━━ Records for the task ━━

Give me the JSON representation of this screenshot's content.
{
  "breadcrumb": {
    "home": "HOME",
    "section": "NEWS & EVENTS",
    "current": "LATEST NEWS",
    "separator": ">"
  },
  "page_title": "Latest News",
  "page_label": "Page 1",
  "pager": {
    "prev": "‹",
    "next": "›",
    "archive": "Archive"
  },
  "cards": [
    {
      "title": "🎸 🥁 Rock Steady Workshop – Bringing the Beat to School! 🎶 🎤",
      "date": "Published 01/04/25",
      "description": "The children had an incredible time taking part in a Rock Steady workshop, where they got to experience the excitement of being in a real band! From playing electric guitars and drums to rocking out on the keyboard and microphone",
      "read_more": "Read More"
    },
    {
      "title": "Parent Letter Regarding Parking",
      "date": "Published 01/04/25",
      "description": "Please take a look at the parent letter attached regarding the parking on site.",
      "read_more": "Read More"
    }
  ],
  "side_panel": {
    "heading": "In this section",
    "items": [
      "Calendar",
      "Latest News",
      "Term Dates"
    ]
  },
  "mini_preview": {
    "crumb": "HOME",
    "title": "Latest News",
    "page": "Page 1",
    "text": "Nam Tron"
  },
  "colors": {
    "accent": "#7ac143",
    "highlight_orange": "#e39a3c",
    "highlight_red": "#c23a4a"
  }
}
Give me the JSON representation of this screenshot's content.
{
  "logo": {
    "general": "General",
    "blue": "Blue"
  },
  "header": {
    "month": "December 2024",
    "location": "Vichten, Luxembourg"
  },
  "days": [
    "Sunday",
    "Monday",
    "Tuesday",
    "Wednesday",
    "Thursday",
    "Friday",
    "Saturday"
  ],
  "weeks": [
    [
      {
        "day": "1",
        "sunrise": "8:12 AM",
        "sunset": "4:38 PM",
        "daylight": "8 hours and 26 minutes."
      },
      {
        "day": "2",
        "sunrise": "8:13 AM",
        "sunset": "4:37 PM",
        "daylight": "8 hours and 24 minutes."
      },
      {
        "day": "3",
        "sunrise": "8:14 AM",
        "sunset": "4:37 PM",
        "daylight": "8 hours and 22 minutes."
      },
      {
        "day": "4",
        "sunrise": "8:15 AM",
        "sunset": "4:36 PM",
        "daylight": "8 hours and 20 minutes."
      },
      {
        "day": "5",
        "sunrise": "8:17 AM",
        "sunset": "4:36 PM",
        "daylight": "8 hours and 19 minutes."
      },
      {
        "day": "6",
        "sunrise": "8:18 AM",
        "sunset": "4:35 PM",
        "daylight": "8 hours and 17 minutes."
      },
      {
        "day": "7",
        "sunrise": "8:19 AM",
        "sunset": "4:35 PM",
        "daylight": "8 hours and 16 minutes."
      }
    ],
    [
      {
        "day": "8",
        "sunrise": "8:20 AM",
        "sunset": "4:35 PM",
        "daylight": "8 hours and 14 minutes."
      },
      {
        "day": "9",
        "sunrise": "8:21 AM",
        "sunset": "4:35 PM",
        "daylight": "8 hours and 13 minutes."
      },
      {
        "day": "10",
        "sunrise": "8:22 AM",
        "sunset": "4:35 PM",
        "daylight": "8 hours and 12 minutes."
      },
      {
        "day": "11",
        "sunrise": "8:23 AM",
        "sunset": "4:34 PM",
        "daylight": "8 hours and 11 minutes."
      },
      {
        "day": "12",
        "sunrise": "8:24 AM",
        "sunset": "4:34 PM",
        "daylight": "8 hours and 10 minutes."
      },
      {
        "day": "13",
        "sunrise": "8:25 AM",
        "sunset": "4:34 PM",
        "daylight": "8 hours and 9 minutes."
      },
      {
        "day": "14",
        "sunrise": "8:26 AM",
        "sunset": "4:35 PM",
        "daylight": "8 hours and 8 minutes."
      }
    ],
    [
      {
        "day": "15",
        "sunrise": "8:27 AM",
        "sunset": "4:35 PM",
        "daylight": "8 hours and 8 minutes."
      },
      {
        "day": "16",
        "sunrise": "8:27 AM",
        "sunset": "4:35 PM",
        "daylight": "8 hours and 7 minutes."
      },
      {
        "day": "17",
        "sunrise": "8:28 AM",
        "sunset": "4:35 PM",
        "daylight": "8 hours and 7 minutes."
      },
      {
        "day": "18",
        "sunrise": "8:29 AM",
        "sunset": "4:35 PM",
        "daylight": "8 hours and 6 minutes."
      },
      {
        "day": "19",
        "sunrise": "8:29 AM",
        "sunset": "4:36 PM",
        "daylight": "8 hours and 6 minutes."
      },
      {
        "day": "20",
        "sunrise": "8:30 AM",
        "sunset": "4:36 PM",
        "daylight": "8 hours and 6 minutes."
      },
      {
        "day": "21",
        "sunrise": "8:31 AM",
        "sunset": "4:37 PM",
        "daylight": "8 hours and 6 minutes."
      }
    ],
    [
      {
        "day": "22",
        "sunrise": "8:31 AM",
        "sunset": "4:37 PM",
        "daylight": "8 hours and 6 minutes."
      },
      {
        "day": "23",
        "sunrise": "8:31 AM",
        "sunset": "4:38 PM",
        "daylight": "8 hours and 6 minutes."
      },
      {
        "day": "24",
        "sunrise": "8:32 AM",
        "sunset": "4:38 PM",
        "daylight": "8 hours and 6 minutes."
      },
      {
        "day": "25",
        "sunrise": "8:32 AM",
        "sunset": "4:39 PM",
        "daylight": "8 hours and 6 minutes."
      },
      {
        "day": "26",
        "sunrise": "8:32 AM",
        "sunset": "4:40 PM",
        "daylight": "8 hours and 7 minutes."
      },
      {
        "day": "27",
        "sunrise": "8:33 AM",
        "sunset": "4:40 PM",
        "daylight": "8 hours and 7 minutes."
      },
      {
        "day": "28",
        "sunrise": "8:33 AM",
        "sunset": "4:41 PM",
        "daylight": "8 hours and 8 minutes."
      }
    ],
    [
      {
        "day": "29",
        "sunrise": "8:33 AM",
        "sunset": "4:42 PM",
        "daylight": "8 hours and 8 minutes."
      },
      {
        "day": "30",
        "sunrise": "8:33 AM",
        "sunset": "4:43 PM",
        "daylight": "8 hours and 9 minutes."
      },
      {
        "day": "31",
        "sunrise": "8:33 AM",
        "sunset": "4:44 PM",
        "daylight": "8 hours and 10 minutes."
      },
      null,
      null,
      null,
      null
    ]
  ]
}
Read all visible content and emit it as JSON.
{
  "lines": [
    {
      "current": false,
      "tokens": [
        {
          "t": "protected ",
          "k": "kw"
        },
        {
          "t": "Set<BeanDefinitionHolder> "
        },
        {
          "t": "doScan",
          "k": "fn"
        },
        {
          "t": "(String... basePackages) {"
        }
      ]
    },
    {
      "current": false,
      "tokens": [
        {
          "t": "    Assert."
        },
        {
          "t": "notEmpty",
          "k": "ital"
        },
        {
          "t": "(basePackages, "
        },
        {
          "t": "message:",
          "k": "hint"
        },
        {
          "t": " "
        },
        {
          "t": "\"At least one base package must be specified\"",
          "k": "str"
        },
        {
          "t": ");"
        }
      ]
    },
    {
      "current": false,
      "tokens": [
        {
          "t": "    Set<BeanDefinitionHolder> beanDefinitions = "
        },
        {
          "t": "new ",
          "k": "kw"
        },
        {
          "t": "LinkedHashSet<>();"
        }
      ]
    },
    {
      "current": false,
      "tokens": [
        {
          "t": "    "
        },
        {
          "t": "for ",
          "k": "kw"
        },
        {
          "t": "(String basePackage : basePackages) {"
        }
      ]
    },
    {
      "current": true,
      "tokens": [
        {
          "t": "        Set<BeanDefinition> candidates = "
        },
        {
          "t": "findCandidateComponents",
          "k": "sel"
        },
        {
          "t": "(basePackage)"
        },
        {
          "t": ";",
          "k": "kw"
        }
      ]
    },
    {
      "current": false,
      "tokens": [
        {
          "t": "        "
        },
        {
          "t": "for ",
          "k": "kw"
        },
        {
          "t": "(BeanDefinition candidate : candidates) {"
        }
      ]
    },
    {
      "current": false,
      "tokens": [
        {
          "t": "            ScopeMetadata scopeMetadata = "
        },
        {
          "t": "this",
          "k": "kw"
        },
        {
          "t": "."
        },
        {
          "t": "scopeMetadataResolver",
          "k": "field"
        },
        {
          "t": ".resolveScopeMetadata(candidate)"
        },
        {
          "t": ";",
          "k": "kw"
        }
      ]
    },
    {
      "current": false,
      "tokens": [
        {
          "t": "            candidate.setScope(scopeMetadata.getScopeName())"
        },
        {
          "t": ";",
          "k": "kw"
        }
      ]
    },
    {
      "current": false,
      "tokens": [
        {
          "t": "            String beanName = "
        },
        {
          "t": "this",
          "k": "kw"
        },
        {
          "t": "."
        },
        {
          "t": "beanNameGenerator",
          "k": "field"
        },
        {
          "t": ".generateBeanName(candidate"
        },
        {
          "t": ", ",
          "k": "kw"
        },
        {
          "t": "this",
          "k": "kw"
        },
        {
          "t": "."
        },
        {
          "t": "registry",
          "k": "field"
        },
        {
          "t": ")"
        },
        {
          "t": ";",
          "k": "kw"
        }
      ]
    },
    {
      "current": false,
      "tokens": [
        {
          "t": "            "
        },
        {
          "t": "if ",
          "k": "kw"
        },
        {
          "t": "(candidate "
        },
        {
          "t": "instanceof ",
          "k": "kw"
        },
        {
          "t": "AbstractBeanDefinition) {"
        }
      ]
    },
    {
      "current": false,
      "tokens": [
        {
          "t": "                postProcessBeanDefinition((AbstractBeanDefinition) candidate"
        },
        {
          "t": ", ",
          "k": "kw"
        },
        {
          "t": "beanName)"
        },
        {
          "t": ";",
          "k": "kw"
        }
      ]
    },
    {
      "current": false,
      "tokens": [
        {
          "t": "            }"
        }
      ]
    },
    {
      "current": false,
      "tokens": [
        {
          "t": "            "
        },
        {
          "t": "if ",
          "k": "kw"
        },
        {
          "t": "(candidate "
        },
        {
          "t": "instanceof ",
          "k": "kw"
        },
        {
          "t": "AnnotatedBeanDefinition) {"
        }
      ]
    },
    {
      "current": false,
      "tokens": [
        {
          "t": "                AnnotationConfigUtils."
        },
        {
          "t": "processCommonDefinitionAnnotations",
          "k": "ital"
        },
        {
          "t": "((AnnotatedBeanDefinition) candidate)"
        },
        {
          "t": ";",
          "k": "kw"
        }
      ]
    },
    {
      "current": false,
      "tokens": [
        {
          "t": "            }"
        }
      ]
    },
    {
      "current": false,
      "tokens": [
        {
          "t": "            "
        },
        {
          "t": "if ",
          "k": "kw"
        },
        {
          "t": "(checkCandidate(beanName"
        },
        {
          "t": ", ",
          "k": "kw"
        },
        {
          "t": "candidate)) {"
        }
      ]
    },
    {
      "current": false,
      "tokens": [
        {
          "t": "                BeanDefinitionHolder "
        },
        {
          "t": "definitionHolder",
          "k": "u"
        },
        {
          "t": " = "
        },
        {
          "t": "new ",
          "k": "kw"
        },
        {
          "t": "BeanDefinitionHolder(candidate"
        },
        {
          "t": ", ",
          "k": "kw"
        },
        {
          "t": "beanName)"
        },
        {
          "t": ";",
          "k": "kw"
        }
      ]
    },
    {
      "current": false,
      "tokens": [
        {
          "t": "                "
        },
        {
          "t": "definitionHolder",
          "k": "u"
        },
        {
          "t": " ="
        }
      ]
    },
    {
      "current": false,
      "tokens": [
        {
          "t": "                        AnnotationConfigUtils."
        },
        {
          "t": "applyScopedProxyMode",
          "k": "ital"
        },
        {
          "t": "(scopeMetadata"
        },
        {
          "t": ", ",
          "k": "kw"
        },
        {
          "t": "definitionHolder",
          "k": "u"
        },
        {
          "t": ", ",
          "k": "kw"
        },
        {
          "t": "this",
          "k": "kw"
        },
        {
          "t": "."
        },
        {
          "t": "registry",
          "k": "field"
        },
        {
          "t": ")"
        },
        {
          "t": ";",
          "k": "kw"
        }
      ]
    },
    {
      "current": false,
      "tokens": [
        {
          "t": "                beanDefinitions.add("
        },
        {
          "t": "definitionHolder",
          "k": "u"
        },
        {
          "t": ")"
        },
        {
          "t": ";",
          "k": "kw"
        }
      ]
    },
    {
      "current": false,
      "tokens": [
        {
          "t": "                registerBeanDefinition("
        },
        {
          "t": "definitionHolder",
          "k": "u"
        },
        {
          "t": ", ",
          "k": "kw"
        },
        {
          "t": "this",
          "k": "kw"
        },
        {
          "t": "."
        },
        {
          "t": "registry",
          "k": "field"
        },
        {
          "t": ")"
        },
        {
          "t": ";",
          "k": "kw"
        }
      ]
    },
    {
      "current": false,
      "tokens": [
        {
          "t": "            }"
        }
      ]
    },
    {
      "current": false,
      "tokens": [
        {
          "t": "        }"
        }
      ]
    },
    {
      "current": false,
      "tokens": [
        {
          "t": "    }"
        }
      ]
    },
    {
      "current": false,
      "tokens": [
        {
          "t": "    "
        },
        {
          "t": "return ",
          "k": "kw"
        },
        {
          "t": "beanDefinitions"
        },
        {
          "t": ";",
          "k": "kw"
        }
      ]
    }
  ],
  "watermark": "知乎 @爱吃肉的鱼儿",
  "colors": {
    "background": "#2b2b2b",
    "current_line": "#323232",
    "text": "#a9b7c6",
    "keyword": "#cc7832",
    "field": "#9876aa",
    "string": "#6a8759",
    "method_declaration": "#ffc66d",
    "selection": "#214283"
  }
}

━━━

• **Directions**
Work out how many lines of the listing above include the word "description". Reply with nothing but the count.

• **Output for this task**
2